Dataset items:
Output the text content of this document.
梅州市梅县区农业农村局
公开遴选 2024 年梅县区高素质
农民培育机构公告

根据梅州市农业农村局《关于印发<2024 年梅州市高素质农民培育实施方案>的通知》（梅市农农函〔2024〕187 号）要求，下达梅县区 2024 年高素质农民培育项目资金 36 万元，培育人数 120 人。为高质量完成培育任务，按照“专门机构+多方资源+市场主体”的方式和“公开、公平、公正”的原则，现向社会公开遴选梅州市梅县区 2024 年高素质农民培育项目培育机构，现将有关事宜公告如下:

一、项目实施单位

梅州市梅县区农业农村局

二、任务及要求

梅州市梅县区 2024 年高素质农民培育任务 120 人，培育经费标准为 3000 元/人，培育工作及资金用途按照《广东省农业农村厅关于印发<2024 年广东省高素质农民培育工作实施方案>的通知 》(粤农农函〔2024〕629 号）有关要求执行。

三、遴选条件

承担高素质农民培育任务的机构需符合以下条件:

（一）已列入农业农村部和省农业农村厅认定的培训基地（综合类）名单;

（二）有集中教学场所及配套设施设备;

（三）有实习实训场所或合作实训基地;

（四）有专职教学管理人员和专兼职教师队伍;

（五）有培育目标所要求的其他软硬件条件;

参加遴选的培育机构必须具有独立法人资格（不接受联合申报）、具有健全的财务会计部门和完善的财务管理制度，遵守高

_Objective_
Each line of the listing should be echoed back exactly.

_Finished answer_
Output the text content of this document.
梅州市梅县区农业农村局
公开遴选 2024 年梅县区高素质
农民培育机构公告

根据梅州市农业农村局《关于印发<2024 年梅州市高素质农民培育实施方案>的通知》（梅市农农函〔2024〕187 号）要求，下达梅县区 2024 年高素质农民培育项目资金 36 万元，培育人数 120 人。为高质量完成培育任务，按照“专门机构+多方资源+市场主体”的方式和“公开、公平、公正”的原则，现向社会公开遴选梅州市梅县区 2024 年高素质农民培育项目培育机构，现将有关事宜公告如下:

一、项目实施单位

梅州市梅县区农业农村局

二、任务及要求

梅州市梅县区 2024 年高素质农民培育任务 120 人，培育经费标准为 3000 元/人，培育工作及资金用途按照《广东省农业农村厅关于印发<2024 年广东省高素质农民培育工作实施方案>的通知 》(粤农农函〔2024〕629 号）有关要求执行。

三、遴选条件

承担高素质农民培育任务的机构需符合以下条件:

（一）已列入农业农村部和省农业农村厅认定的培训基地（综合类）名单;

（二）有集中教学场所及配套设施设备;

（三）有实习实训场所或合作实训基地;

（四）有专职教学管理人员和专兼职教师队伍;

（五）有培育目标所要求的其他软硬件条件;

参加遴选的培育机构必须具有独立法人资格（不接受联合申报）、具有健全的财务会计部门和完善的财务管理制度，遵守高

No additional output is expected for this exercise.